*WORK REQUEST 1*
Retype the stretch of the comments on Cloudflare's 1.1.1.1 resolver from "For the moment, I" through "have also implemented.".
*WORK REQUEST 2*
Continue the comments on Cloudflare's 1.1.1.1 resolver from where they stop.

*DOCUMENT PASSAGE*
* * *

Honestly, Cloudflare choosing not to hastily slap a band-aid on a problem like this just makes me feel more compelled to continue using 1.1.1.1.
I hesitate to compare this to Apple calling themselves “courageous” when removing the headphone jack, but in this case, I think the word is appropriate. I’ll happily stand behind you guys if you take some PR hits while forcing the rest of the industry to make DNS safer – since it is understandable, admittedly, for users to conclude that “Cloudflare is blocking websites, sound the alarms!” at first glance.
For the moment, I also do trust CloudFlare's intentions, but it's wrong to classify this as some kind of stoic resolve in not "slapping a band-aid on a problem" since that's exactly what they did after their business decision about not responding to "any" queries.
Just for another voice in this sub-discussion: I'm an authdns software implementer ( https://github.com/gdnsd/gdnsd ) with no connection to Cloudflare, and I like Refuse ANY. It's maybe hard to see all the issues with traditional ANY clearly unless you're implementing this stuff, but IMHO RFC 8482 is a really good path forward that I'm supportive of and have also implemented.

* * *

*DATASET EXTRACT*
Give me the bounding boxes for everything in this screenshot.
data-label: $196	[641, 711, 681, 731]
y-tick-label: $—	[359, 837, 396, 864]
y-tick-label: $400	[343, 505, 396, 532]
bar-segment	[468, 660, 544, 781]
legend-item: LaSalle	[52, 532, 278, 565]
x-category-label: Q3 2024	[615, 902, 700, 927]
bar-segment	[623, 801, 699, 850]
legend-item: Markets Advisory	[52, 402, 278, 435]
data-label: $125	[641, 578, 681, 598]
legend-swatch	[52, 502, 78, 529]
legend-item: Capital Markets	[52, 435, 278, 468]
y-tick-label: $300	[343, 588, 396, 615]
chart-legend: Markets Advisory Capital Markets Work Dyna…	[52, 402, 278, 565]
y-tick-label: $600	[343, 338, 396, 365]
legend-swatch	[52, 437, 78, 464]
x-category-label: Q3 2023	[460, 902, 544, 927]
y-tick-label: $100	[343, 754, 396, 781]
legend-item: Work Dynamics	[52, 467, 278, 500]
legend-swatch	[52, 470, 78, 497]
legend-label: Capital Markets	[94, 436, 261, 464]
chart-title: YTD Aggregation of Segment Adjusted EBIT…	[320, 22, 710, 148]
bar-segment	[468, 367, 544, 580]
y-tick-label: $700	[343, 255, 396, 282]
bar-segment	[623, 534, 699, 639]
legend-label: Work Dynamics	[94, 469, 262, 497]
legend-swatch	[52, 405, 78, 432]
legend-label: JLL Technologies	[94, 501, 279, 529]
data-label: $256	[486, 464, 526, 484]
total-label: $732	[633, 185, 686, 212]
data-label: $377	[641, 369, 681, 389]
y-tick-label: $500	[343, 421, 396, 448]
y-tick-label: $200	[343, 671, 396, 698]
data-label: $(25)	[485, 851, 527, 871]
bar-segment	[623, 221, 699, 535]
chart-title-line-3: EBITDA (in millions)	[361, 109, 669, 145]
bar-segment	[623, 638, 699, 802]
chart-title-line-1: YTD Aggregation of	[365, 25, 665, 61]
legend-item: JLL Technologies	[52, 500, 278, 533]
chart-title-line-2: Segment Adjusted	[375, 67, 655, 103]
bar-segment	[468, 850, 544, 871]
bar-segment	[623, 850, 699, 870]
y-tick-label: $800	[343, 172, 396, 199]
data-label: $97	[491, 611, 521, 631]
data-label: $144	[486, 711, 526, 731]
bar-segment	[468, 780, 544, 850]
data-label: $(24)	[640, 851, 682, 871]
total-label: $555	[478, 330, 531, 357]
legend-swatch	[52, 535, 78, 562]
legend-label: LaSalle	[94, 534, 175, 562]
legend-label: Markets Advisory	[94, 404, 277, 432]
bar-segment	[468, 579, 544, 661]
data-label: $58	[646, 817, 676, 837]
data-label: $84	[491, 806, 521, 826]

* * *

*EXPECTED OUTPUT 1*
For the moment, I also do trust CloudFlare's intentions, but it's wrong to classify this as some kind of stoic resolve in not "slapping a band-aid on a problem" since that's exactly what they did after their business decision about not responding to "any" queries.
Just for another voice in this sub-discussion: I'm an authdns software implementer ( https://github.com/gdnsd/gdnsd ) with no connection to Cloudflare, and I like Refuse ANY. It's maybe hard to see all the issues with traditional ANY clearly unless you're implementing this stuff, but IMHO RFC 8482 is a really good path forward that I'm supportive of and have also implemented.

*EXPECTED OUTPUT 2*
Well, I can't say I didn't anticipate it happening exactly like this, with someone from Cloudflare trying to retcon "the ANY query episode" by linking to the proposal drafted after the fact. As though a formal "here is our proposed change" document somehow magically excuses the fact that Cloudflare did "violate the integrity of DNS" in its unilateral decision to abandon parts of the DNS specification in favor of its own modifications in order to cut operating costs by reducing the workload on its servers. [0]
Your boss is talking about not "violating the integrity of DNS" and presents this case where upstream archive.is name servers return unexpected data. He proposes that CloudFlare cannot "just fix it" because doing so "would violate the integrity of DNS and the privacy and security promises we made to our users when we launched the service". However, Cloudflare chose to "just fix it" back then by "slapping a bandaid" on something your team saw as a problem instead of abiding by the proper change process. And Cloudflare did so not because of some critical security flaw, but as a cost-cutting measure.
Even if we limit what it means to "violate the integrity of DNS" to the first definition mentioned above (and completely ignore this second definition), Cloudflare "slapped a bandaid" on a PR problem it had a couple of years ago and decided to "just fix it" and "block a domain" by removing the domain and its assets from Cloudflare's infrastructure. [1]
Cloudflare has "violated the integrity of DNS" on more than one occasion using more than one of its own definitions.
Cloudflare "MUST" either adhere to the specification and its change process, or not adhere to the specification and its change process. Cloudflare "CANNOT" choose for both of these statements to be true, and one of them constitutes "violating the integrity of DNS".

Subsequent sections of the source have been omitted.